WHAT TO WORK ON: Search the listing for the string "marker" and copy every line that contains it.
** BEGIN PROVIDED INFORMATION **
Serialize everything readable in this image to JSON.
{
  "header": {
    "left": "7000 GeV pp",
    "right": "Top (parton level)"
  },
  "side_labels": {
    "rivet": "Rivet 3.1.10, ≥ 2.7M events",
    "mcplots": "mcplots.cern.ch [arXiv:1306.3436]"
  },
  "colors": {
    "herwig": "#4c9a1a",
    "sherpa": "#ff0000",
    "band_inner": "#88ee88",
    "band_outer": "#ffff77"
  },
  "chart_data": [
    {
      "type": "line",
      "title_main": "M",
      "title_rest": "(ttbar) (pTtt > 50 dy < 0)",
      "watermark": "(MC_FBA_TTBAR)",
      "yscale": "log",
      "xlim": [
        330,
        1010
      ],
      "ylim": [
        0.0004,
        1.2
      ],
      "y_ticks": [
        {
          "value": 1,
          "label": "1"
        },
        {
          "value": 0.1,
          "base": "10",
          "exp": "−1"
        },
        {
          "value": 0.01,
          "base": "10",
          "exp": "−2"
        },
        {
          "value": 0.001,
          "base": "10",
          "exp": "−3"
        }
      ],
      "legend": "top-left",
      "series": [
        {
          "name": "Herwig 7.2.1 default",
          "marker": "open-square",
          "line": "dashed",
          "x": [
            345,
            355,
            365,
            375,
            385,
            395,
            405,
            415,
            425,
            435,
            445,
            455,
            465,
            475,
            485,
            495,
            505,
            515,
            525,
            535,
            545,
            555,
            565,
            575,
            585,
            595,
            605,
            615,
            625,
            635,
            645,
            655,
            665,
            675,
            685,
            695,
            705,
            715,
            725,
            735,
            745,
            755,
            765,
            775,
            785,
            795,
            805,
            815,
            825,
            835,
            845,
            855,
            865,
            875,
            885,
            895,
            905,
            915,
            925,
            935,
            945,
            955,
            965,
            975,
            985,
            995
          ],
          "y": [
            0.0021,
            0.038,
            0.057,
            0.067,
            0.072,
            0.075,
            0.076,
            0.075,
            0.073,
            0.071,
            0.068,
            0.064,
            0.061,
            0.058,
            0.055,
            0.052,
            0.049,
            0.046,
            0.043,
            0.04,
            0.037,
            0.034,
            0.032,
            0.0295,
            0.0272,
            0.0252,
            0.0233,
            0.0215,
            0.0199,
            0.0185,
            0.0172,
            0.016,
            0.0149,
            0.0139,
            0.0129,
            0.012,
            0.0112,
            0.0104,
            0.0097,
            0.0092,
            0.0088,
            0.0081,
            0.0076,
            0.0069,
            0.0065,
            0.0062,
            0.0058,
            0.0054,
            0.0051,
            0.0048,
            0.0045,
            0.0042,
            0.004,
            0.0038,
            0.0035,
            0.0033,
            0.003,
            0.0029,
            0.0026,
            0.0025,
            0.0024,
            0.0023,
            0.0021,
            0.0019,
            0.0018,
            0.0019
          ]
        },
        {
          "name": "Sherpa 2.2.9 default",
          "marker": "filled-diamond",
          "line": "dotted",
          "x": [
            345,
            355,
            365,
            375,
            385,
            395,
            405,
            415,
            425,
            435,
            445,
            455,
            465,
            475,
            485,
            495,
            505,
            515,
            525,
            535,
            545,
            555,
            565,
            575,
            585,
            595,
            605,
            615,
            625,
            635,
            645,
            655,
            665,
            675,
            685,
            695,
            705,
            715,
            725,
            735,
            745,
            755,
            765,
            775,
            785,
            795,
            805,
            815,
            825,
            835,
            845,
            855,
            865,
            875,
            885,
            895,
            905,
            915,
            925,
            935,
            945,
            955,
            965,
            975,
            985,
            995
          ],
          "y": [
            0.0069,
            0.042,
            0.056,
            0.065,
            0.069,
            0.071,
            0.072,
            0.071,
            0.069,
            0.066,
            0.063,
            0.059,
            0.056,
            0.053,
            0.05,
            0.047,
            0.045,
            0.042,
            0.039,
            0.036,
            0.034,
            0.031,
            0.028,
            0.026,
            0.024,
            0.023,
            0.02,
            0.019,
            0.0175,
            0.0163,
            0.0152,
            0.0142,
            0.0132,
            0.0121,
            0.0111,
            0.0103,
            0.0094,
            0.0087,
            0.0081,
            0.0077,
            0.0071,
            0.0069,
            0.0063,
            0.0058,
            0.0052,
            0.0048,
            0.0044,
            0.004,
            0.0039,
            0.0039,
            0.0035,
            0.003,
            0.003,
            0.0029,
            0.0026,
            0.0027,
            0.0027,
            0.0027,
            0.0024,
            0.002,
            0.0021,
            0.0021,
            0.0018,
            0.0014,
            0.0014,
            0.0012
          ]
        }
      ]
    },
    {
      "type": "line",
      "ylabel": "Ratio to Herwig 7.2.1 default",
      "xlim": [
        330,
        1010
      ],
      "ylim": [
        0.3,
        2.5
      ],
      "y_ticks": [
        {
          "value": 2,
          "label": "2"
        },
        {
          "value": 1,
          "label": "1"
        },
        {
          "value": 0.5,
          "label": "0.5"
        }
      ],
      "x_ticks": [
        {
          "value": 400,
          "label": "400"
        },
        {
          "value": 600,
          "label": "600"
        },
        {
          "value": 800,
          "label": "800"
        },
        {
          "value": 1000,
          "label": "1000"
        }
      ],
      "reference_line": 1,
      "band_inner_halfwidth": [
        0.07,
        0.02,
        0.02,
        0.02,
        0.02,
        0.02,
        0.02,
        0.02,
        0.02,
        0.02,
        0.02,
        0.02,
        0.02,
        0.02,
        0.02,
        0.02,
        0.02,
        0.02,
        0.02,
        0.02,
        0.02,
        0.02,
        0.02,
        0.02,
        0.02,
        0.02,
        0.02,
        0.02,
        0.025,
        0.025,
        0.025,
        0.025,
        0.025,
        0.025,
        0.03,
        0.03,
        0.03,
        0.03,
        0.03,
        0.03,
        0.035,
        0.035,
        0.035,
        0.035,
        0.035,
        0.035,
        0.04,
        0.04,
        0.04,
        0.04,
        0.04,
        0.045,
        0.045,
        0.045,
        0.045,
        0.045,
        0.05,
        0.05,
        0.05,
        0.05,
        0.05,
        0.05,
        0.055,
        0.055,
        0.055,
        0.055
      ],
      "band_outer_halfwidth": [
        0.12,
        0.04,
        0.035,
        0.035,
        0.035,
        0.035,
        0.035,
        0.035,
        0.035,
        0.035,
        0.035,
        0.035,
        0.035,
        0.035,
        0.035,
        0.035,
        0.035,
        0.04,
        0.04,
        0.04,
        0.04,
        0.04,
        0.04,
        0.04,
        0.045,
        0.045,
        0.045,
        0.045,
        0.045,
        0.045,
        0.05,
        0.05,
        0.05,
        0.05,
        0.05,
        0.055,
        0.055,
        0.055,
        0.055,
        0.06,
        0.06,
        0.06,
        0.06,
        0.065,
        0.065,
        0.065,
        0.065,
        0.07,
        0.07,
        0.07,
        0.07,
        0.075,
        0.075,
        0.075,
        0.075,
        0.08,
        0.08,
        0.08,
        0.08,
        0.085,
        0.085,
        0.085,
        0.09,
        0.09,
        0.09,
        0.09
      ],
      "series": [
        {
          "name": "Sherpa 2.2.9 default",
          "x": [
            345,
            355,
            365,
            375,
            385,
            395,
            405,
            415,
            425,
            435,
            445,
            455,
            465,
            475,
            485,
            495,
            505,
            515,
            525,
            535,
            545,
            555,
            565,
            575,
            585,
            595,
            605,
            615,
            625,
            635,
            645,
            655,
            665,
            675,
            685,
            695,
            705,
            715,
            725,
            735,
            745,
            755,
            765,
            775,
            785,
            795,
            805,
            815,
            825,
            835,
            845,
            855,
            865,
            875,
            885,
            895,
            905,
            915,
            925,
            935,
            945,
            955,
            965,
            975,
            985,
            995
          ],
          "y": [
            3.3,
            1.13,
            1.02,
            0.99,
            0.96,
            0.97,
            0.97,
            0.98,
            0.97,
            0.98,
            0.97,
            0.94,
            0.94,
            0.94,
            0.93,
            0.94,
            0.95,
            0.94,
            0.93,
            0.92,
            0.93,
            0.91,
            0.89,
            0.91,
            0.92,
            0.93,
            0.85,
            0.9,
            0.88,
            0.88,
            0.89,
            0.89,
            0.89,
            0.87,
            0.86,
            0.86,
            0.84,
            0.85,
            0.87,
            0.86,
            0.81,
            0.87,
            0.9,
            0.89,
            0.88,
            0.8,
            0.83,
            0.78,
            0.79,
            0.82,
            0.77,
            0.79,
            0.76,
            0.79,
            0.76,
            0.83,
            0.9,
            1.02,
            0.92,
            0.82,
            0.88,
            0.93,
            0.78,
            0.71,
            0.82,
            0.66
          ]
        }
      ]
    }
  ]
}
** END PROVIDED INFORMATION **
OUTPUT OF THE EXERCISE:
          "marker": "open-square",
          "marker": "filled-diamond",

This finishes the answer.